### Task to carry out
Search the entries for the word "name" and pull out each line that has it.

### Supplied records

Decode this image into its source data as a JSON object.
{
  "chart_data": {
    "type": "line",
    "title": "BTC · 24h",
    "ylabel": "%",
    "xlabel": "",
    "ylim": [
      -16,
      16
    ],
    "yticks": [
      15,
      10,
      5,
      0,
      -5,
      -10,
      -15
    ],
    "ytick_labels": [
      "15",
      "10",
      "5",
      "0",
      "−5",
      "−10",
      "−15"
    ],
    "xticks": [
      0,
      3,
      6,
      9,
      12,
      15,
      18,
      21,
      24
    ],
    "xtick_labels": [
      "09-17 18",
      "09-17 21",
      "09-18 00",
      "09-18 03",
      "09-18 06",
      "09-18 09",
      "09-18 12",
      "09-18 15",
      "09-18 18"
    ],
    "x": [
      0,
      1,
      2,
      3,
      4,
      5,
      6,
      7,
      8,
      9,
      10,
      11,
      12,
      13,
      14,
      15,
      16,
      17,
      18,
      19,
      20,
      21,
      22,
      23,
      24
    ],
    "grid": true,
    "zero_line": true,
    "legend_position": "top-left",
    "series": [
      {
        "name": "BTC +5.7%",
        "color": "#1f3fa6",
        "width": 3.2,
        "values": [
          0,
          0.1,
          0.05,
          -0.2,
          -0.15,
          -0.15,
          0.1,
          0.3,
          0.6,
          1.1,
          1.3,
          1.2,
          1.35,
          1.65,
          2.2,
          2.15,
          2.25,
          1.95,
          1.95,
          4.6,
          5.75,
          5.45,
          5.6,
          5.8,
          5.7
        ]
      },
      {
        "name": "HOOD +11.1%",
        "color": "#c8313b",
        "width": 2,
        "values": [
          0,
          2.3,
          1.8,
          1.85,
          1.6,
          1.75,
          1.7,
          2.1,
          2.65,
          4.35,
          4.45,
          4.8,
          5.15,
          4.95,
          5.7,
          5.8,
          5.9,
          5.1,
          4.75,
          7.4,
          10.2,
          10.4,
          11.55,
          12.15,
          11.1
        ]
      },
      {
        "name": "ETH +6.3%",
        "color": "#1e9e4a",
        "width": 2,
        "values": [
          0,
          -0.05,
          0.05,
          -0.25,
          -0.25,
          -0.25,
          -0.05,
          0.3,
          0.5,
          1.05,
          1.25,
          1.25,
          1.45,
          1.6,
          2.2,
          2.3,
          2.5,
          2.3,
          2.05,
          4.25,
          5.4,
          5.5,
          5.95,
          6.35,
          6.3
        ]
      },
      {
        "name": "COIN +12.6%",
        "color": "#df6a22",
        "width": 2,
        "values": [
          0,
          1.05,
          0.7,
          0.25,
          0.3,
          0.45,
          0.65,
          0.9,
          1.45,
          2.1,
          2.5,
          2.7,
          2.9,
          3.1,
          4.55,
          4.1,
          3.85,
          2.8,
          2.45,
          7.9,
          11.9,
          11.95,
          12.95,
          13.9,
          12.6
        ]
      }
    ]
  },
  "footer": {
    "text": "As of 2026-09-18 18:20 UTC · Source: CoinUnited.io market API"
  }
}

######

### Answer for this exercise
        "name": "BTC +5.7%",
        "name": "HOOD +11.1%",
        "name": "ETH +6.3%",
        "name": "COIN +12.6%",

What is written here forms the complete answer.